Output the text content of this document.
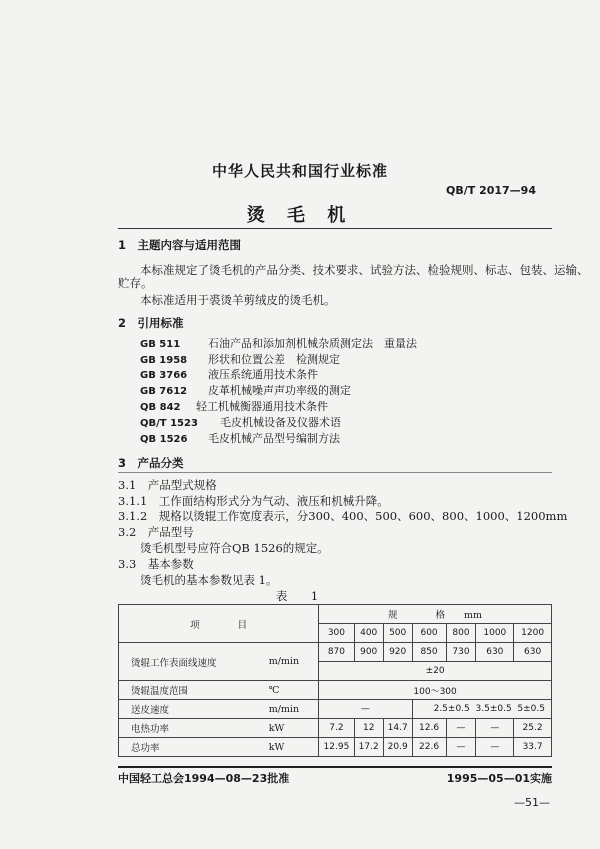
中华人民共和国行业标准
QB/T 2017—94
烫 毛 机
1　主题内容与适用范围
本标准规定了烫毛机的产品分类、技术要求、试验方法、检验规则、标志、包装、运输、
贮存。
本标准适用于裘烫羊剪绒皮的烫毛机。
2　引用标准
GB 511	石油产品和添加剂机械杂质测定法　重量法
GB 1958 形状和位置公差　检测规定
GB 3766 液压系统通用技术条件
GB 7612 皮革机械噪声声功率级的测定
QB 842 轻工机械衡器通用技术条件
QB/T 1523 毛皮机械设备及仪器术语
QB 1526 毛皮机械产品型号编制方法
3　产品分类
3.1　产品型式规格
3.1.1　工作面结构形式分为气动、液压和机械升降。
3.1.2　规格以烫辊工作宽度表示，分300、400、500、600、800、1000、1200mm
3.2　产品型号
烫毛机型号应符合QB 1526的规定。
3.3　基本参数
烫毛机的基本参数见表 1。
表　1
项　　　　目		规　　　　格　　mm						
		300	400	500	600	800	1000	1200
烫辊工作表面线速度	m/min	870	900	920	850	730	630	630
		±20						
烫辊温度范围	℃	100～300						
送皮速度	m/min	—			2.5±0.5 3.5±0.5 5±0.5			
电热功率	kW	7.2	12	14.7	12.6	—	—	25.2
总功率	kW	12.95	17.2	20.9	22.6	—	—	33.7
中国轻工总会1994—08—23批准	1995—05—01实施
—51—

....................

WHAT TO DO> Copy all the entries word for word. Omit any pictures.

ANSWER TO THE TASK>
Output the text content of this document.
中华人民共和国行业标准
QB/T 2017—94
烫 毛 机
1　主题内容与适用范围
本标准规定了烫毛机的产品分类、技术要求、试验方法、检验规则、标志、包装、运输、
贮存。
本标准适用于裘烫羊剪绒皮的烫毛机。
2　引用标准
GB 511	石油产品和添加剂机械杂质测定法　重量法
GB 1958 形状和位置公差　检测规定
GB 3766 液压系统通用技术条件
GB 7612 皮革机械噪声声功率级的测定
QB 842 轻工机械衡器通用技术条件
QB/T 1523 毛皮机械设备及仪器术语
QB 1526 毛皮机械产品型号编制方法
3　产品分类
3.1　产品型式规格
3.1.1　工作面结构形式分为气动、液压和机械升降。
3.1.2　规格以烫辊工作宽度表示，分300、400、500、600、800、1000、1200mm
3.2　产品型号
烫毛机型号应符合QB 1526的规定。
3.3　基本参数
烫毛机的基本参数见表 1。
表　1
项　　　　目		规　　　　格　　mm						
		300	400	500	600	800	1000	1200
烫辊工作表面线速度	m/min	870	900	920	850	730	630	630
		±20						
烫辊温度范围	℃	100～300						
送皮速度	m/min	—			2.5±0.5 3.5±0.5 5±0.5			
电热功率	kW	7.2	12	14.7	12.6	—	—	25.2
总功率	kW	12.95	17.2	20.9	22.6	—	—	33.7
中国轻工总会1994—08—23批准	1995—05—01实施
—51—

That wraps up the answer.